What you need to do: Each entry should be quoted word for word, including every mark of punctuation.

Stored records:

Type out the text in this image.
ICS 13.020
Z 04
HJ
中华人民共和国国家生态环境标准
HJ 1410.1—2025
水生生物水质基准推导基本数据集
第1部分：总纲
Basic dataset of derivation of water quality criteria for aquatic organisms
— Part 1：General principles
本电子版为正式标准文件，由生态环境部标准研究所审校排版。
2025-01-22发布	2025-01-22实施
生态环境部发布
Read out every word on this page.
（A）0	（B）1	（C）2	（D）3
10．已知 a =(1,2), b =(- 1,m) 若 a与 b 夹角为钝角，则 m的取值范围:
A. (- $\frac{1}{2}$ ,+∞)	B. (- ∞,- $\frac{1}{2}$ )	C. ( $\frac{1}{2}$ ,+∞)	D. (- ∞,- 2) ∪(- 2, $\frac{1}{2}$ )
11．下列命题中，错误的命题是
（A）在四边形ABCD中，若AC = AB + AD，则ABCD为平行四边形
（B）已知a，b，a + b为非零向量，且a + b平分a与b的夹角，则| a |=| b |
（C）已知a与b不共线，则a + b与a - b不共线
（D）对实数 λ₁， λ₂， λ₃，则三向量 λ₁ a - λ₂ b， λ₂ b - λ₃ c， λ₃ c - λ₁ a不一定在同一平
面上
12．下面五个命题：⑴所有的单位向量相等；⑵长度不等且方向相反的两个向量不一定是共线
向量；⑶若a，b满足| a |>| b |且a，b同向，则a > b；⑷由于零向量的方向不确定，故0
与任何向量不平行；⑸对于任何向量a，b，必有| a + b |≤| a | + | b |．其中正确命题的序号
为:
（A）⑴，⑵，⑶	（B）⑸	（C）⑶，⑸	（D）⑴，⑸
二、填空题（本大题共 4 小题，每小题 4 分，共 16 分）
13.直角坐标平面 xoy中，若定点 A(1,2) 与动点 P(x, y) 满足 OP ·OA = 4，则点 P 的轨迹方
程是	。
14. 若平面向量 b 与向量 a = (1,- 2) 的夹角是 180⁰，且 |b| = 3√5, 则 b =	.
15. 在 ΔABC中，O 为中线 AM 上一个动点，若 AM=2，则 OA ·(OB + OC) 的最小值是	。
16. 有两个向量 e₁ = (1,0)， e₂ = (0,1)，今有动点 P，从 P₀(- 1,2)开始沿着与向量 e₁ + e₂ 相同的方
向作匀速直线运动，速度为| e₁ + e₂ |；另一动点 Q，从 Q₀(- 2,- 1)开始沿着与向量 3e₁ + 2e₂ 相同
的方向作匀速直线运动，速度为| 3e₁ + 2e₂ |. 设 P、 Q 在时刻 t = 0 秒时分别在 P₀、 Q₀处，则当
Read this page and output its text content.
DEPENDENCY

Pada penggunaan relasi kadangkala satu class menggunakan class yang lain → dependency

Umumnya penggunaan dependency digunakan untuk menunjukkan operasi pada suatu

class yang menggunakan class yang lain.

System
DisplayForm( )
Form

Exercise output:
Type out the text in this image.
ICS 13.020
Z 04
HJ
中华人民共和国国家生态环境标准
HJ 1410.1—2025
水生生物水质基准推导基本数据集
第1部分：总纲
Basic dataset of derivation of water quality criteria for aquatic organisms
— Part 1：General principles
本电子版为正式标准文件，由生态环境部标准研究所审校排版。
2025-01-22发布	2025-01-22实施
生态环境部发布
Read out every word on this page.
（A）0	（B）1	（C）2	（D）3
10．已知 a =(1,2), b =(- 1,m) 若 a与 b 夹角为钝角，则 m的取值范围:
A. (- $\frac{1}{2}$ ,+∞)	B. (- ∞,- $\frac{1}{2}$ )	C. ( $\frac{1}{2}$ ,+∞)	D. (- ∞,- 2) ∪(- 2, $\frac{1}{2}$ )
11．下列命题中，错误的命题是
（A）在四边形ABCD中，若AC = AB + AD，则ABCD为平行四边形
（B）已知a，b，a + b为非零向量，且a + b平分a与b的夹角，则| a |=| b |
（C）已知a与b不共线，则a + b与a - b不共线
（D）对实数 λ₁， λ₂， λ₃，则三向量 λ₁ a - λ₂ b， λ₂ b - λ₃ c， λ₃ c - λ₁ a不一定在同一平
面上
12．下面五个命题：⑴所有的单位向量相等；⑵长度不等且方向相反的两个向量不一定是共线
向量；⑶若a，b满足| a |>| b |且a，b同向，则a > b；⑷由于零向量的方向不确定，故0
与任何向量不平行；⑸对于任何向量a，b，必有| a + b |≤| a | + | b |．其中正确命题的序号
为:
（A）⑴，⑵，⑶	（B）⑸	（C）⑶，⑸	（D）⑴，⑸
二、填空题（本大题共 4 小题，每小题 4 分，共 16 分）
13.直角坐标平面 xoy中，若定点 A(1,2) 与动点 P(x, y) 满足 OP ·OA = 4，则点 P 的轨迹方
程是	。
14. 若平面向量 b 与向量 a = (1,- 2) 的夹角是 180⁰，且 |b| = 3√5, 则 b =	.
15. 在 ΔABC中，O 为中线 AM 上一个动点，若 AM=2，则 OA ·(OB + OC) 的最小值是	。
16. 有两个向量 e₁ = (1,0)， e₂ = (0,1)，今有动点 P，从 P₀(- 1,2)开始沿着与向量 e₁ + e₂ 相同的方
向作匀速直线运动，速度为| e₁ + e₂ |；另一动点 Q，从 Q₀(- 2,- 1)开始沿着与向量 3e₁ + 2e₂ 相同
的方向作匀速直线运动，速度为| 3e₁ + 2e₂ |. 设 P、 Q 在时刻 t = 0 秒时分别在 P₀、 Q₀处，则当
Read this page and output its text content.
DEPENDENCY

Pada penggunaan relasi kadangkala satu class menggunakan class yang lain → dependency

Umumnya penggunaan dependency digunakan untuk menunjukkan operasi pada suatu

class yang menggunakan class yang lain.

System
DisplayForm( )
Form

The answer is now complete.